Give back the full listing, character for character, with no pictures.
(begin)
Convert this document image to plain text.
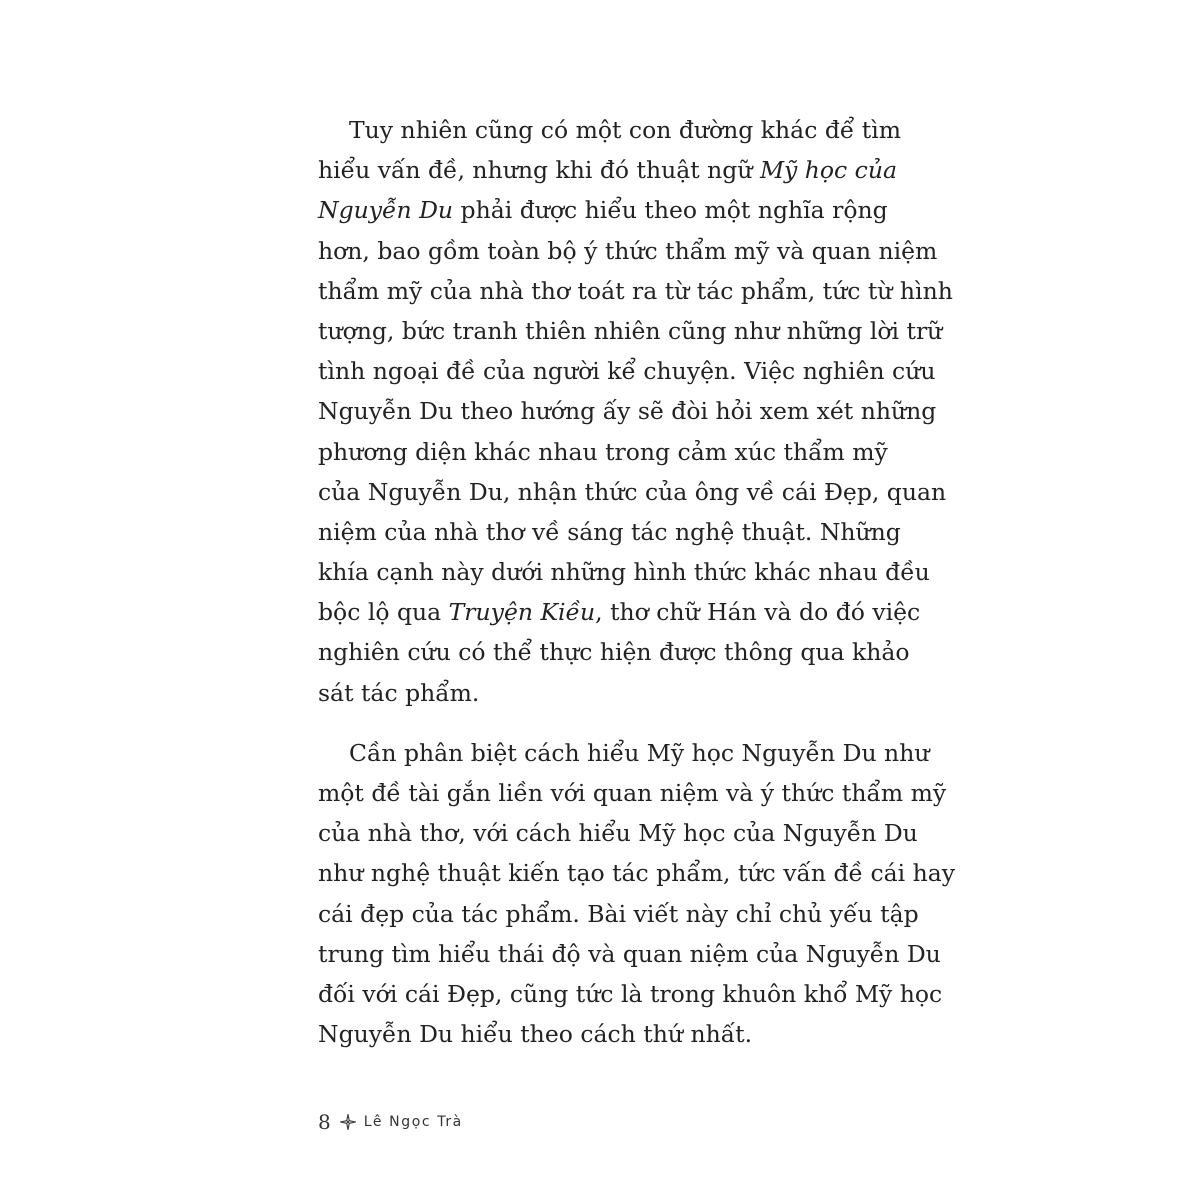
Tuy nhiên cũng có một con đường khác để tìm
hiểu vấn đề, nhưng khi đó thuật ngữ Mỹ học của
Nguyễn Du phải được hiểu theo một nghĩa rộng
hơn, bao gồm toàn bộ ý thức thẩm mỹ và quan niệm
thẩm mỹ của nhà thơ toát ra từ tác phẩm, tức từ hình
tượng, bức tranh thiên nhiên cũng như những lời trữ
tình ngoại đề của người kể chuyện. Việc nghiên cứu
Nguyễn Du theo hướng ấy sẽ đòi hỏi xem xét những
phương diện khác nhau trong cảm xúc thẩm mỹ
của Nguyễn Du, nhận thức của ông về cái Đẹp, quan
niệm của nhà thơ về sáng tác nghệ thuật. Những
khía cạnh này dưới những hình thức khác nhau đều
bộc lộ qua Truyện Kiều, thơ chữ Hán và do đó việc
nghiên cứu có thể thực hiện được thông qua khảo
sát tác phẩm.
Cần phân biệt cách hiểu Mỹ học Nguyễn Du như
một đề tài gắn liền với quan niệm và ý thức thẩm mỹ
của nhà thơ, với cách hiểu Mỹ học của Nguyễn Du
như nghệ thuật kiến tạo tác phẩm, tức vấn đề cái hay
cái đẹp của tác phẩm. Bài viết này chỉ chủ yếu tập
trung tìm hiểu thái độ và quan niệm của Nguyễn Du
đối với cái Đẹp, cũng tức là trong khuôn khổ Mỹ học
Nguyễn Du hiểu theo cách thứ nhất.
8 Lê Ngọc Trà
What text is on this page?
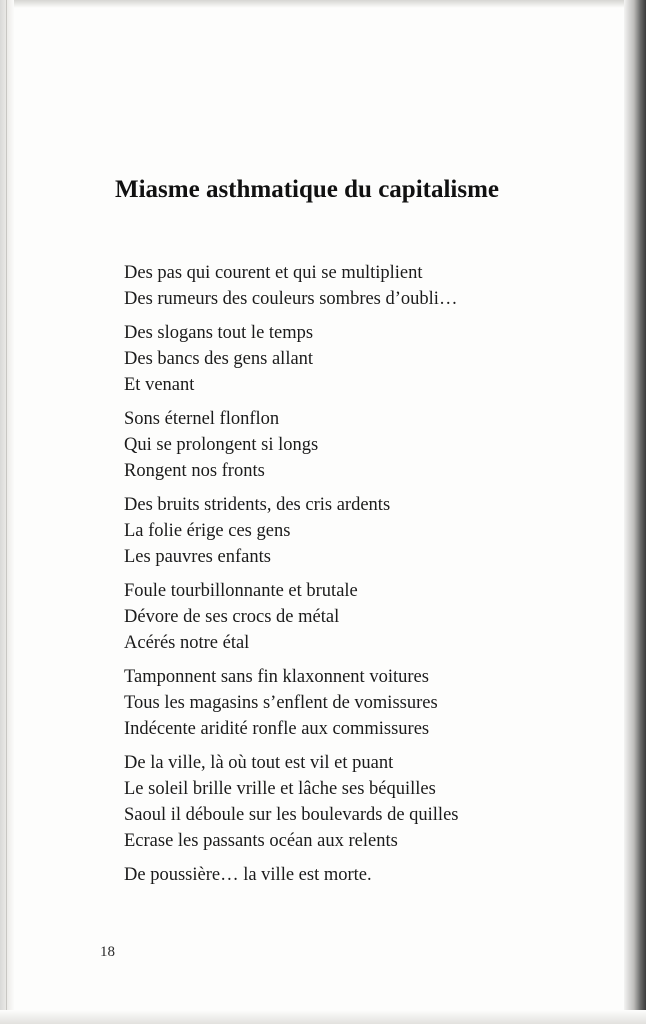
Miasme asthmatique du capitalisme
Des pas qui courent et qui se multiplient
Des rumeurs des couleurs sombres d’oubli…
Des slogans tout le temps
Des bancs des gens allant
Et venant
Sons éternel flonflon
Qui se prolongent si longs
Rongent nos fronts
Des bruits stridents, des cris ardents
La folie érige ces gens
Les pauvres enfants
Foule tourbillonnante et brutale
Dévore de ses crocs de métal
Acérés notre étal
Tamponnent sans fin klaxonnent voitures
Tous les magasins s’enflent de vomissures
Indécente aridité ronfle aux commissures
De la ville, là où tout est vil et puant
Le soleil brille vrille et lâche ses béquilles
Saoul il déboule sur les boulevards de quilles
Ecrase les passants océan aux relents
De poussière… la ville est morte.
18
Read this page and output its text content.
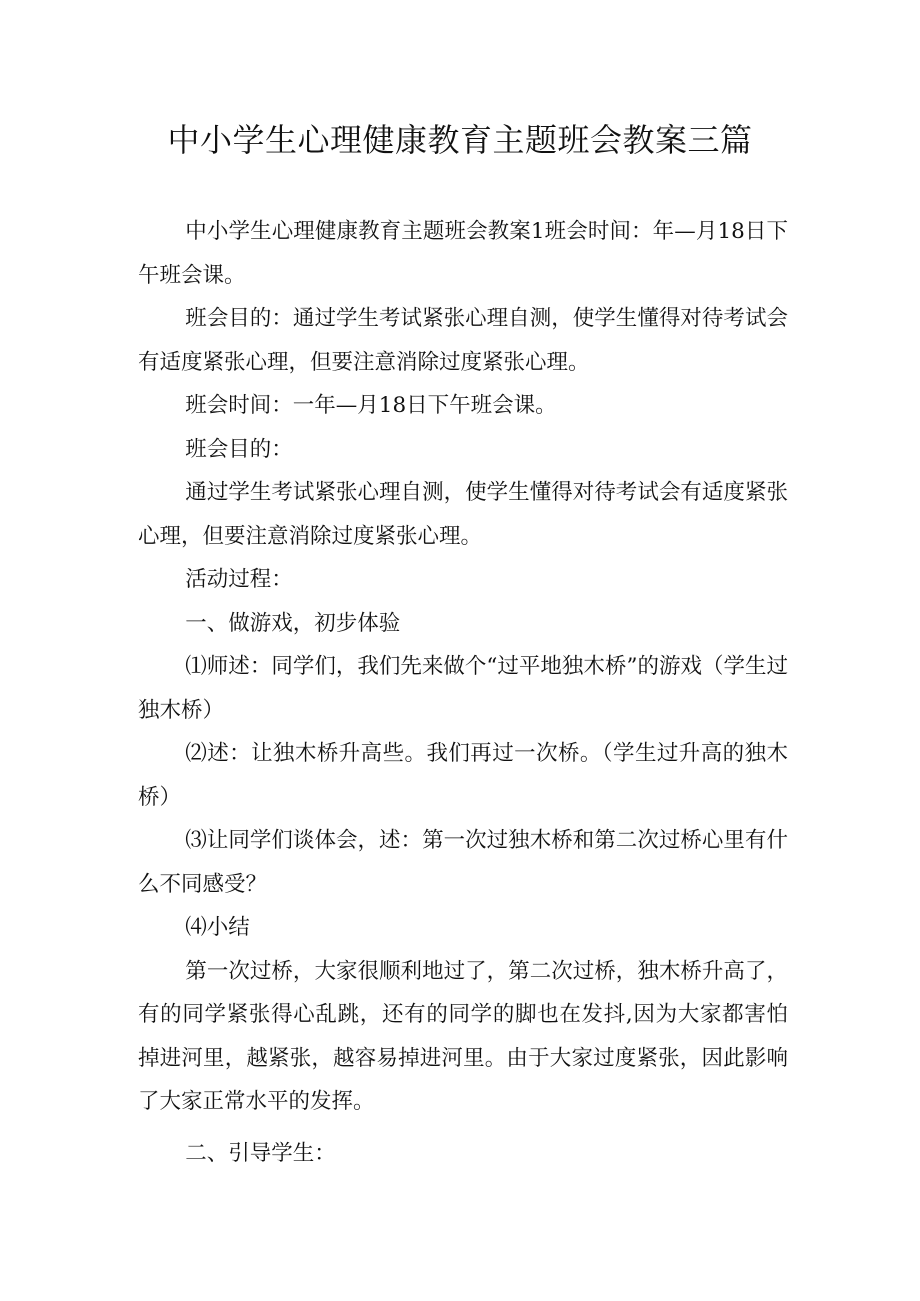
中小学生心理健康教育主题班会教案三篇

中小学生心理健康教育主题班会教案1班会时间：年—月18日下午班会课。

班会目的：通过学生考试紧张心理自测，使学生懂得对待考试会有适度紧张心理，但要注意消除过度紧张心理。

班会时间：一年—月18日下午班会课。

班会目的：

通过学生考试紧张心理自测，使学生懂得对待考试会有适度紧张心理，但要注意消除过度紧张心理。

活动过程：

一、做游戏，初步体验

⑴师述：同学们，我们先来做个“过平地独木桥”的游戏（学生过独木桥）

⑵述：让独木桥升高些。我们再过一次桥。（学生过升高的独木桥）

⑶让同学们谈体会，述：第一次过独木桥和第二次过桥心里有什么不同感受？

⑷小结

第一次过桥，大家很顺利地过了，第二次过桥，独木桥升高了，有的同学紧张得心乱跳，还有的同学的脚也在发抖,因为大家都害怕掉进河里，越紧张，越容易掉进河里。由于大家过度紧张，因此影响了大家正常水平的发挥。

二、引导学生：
(end)
■ **Result below**:
Convert this document image to plain text.
Tuy nhiên cũng có một con đường khác để tìm
hiểu vấn đề, nhưng khi đó thuật ngữ Mỹ học của
Nguyễn Du phải được hiểu theo một nghĩa rộng
hơn, bao gồm toàn bộ ý thức thẩm mỹ và quan niệm
thẩm mỹ của nhà thơ toát ra từ tác phẩm, tức từ hình
tượng, bức tranh thiên nhiên cũng như những lời trữ
tình ngoại đề của người kể chuyện. Việc nghiên cứu
Nguyễn Du theo hướng ấy sẽ đòi hỏi xem xét những
phương diện khác nhau trong cảm xúc thẩm mỹ
của Nguyễn Du, nhận thức của ông về cái Đẹp, quan
niệm của nhà thơ về sáng tác nghệ thuật. Những
khía cạnh này dưới những hình thức khác nhau đều
bộc lộ qua Truyện Kiều, thơ chữ Hán và do đó việc
nghiên cứu có thể thực hiện được thông qua khảo
sát tác phẩm.
Cần phân biệt cách hiểu Mỹ học Nguyễn Du như
một đề tài gắn liền với quan niệm và ý thức thẩm mỹ
của nhà thơ, với cách hiểu Mỹ học của Nguyễn Du
như nghệ thuật kiến tạo tác phẩm, tức vấn đề cái hay
cái đẹp của tác phẩm. Bài viết này chỉ chủ yếu tập
trung tìm hiểu thái độ và quan niệm của Nguyễn Du
đối với cái Đẹp, cũng tức là trong khuôn khổ Mỹ học
Nguyễn Du hiểu theo cách thứ nhất.
8 Lê Ngọc Trà
What text is on this page?
Miasme asthmatique du capitalisme
Des pas qui courent et qui se multiplient
Des rumeurs des couleurs sombres d’oubli…
Des slogans tout le temps
Des bancs des gens allant
Et venant
Sons éternel flonflon
Qui se prolongent si longs
Rongent nos fronts
Des bruits stridents, des cris ardents
La folie érige ces gens
Les pauvres enfants
Foule tourbillonnante et brutale
Dévore de ses crocs de métal
Acérés notre étal
Tamponnent sans fin klaxonnent voitures
Tous les magasins s’enflent de vomissures
Indécente aridité ronfle aux commissures
De la ville, là où tout est vil et puant
Le soleil brille vrille et lâche ses béquilles
Saoul il déboule sur les boulevards de quilles
Ecrase les passants océan aux relents
De poussière… la ville est morte.
18
Read this page and output its text content.
中小学生心理健康教育主题班会教案三篇

中小学生心理健康教育主题班会教案1班会时间：年—月18日下午班会课。

班会目的：通过学生考试紧张心理自测，使学生懂得对待考试会有适度紧张心理，但要注意消除过度紧张心理。

班会时间：一年—月18日下午班会课。

班会目的：

通过学生考试紧张心理自测，使学生懂得对待考试会有适度紧张心理，但要注意消除过度紧张心理。

活动过程：

一、做游戏，初步体验

⑴师述：同学们，我们先来做个“过平地独木桥”的游戏（学生过独木桥）

⑵述：让独木桥升高些。我们再过一次桥。（学生过升高的独木桥）

⑶让同学们谈体会，述：第一次过独木桥和第二次过桥心里有什么不同感受？

⑷小结

第一次过桥，大家很顺利地过了，第二次过桥，独木桥升高了，有的同学紧张得心乱跳，还有的同学的脚也在发抖,因为大家都害怕掉进河里，越紧张，越容易掉进河里。由于大家过度紧张，因此影响了大家正常水平的发挥。

二、引导学生：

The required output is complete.